### [Required work]
Search the data for the string "price" and gather each line it is in.

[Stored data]
====
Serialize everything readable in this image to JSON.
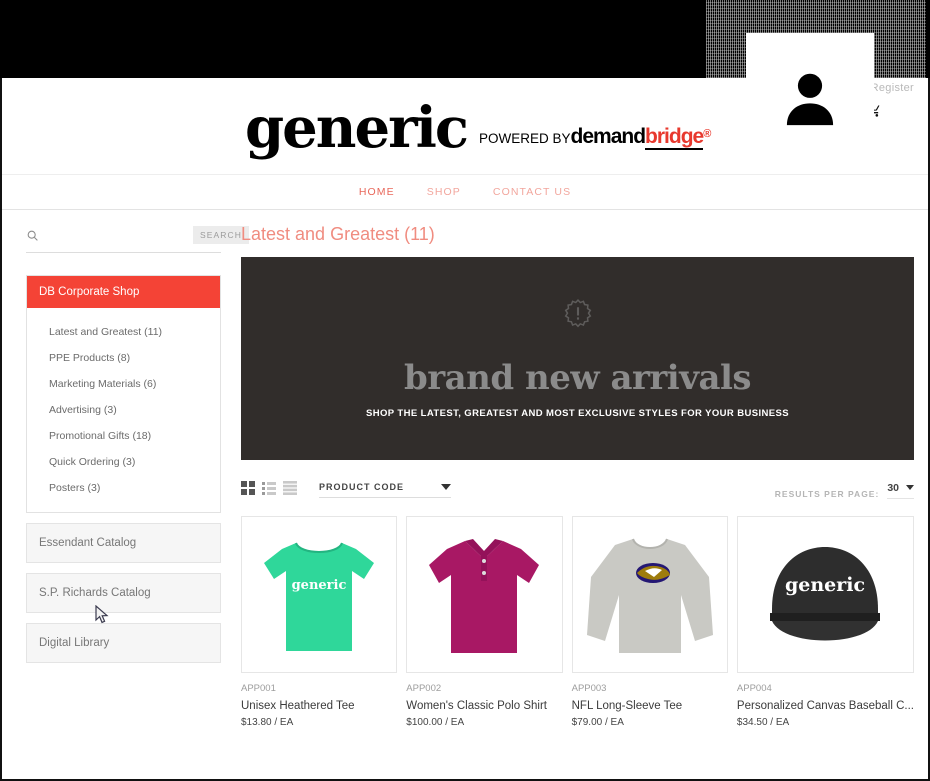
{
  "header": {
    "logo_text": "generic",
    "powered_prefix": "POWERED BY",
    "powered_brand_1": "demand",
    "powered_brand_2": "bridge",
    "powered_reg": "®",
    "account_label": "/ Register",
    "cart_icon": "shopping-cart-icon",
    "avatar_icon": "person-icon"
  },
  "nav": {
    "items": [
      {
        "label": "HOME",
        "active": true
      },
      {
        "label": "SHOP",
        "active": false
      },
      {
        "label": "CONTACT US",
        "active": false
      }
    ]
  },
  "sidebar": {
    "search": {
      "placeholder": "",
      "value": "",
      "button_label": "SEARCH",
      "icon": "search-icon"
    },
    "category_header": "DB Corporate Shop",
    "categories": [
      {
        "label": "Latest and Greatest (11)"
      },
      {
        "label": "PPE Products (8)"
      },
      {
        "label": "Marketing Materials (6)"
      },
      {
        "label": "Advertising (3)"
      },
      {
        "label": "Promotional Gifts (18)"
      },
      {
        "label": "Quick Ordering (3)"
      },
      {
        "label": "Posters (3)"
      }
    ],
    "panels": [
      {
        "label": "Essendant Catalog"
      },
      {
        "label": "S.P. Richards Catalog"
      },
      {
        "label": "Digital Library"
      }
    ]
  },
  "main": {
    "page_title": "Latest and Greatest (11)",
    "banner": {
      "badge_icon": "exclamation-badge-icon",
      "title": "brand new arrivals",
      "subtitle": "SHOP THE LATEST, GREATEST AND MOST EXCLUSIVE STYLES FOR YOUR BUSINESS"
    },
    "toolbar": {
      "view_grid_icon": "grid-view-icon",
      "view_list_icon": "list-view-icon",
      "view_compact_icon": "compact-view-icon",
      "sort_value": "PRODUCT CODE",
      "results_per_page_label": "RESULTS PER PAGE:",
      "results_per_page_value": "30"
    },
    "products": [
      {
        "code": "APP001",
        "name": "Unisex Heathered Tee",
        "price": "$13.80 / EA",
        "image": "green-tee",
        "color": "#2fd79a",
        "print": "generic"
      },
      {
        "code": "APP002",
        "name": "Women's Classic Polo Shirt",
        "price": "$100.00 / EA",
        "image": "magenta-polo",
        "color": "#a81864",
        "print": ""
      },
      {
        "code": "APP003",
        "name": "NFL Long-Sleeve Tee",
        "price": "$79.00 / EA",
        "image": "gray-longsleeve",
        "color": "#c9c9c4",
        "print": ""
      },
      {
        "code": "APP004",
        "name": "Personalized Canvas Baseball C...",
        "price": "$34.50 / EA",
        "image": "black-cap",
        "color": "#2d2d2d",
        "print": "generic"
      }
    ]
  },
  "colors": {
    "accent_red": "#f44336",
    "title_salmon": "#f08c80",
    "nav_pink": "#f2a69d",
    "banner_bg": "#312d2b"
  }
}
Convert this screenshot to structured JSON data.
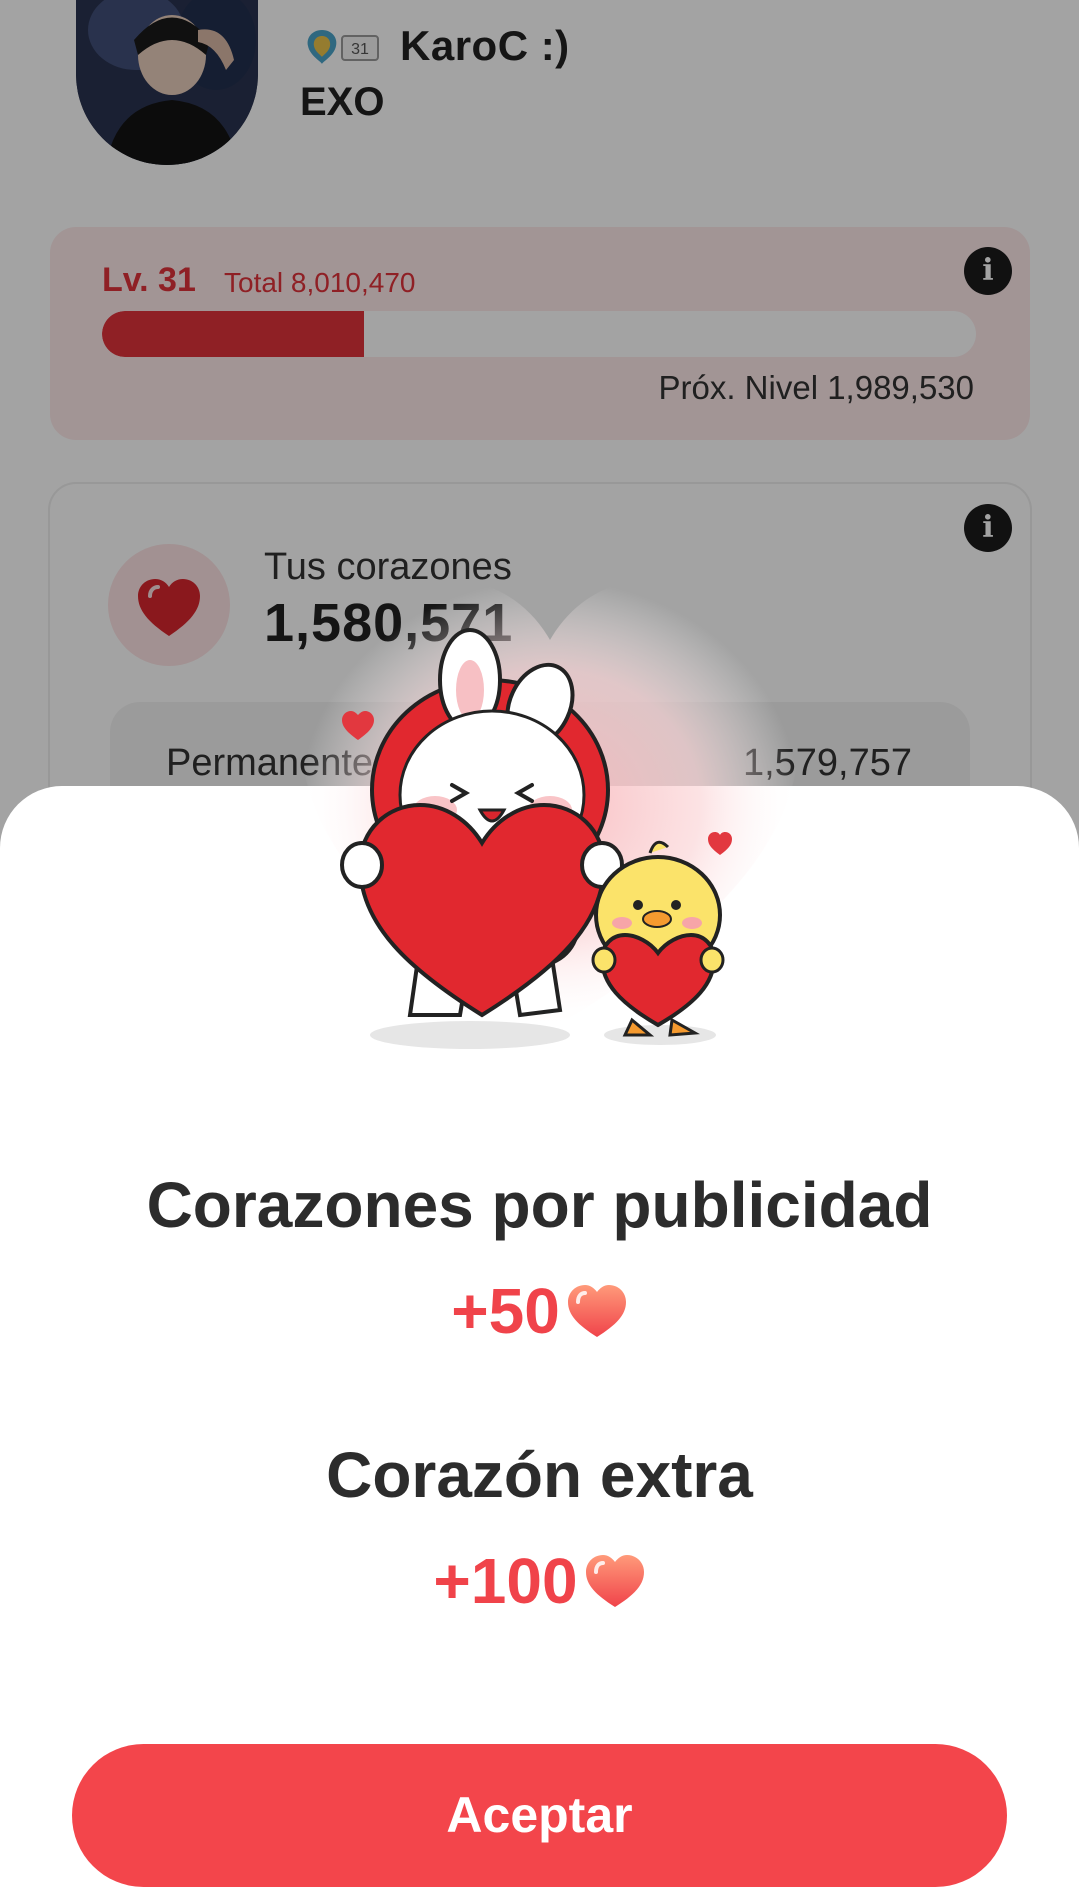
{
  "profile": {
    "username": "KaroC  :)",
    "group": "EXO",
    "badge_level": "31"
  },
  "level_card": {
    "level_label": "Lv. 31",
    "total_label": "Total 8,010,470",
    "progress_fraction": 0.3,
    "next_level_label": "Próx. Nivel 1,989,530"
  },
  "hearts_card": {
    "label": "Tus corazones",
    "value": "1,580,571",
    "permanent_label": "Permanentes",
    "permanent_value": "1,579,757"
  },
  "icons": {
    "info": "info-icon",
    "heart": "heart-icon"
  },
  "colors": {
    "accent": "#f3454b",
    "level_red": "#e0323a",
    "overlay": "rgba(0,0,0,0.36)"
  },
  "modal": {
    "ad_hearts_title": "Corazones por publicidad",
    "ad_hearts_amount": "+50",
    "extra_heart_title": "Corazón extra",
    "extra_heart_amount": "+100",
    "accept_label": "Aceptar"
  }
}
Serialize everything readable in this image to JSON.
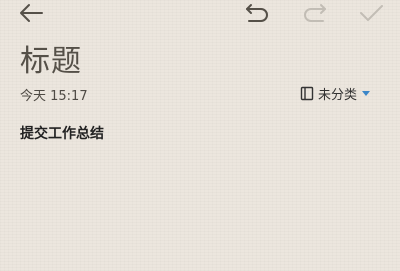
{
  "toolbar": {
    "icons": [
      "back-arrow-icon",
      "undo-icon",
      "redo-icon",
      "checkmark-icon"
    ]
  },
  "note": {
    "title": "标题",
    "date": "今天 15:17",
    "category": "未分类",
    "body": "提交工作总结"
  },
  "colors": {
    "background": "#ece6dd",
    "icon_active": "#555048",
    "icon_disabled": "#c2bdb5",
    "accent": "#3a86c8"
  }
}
====
### [Exercise result]
        "price": "$13.80 / EA",
        "price": "$100.00 / EA",
        "price": "$79.00 / EA",
        "price": "$34.50 / EA",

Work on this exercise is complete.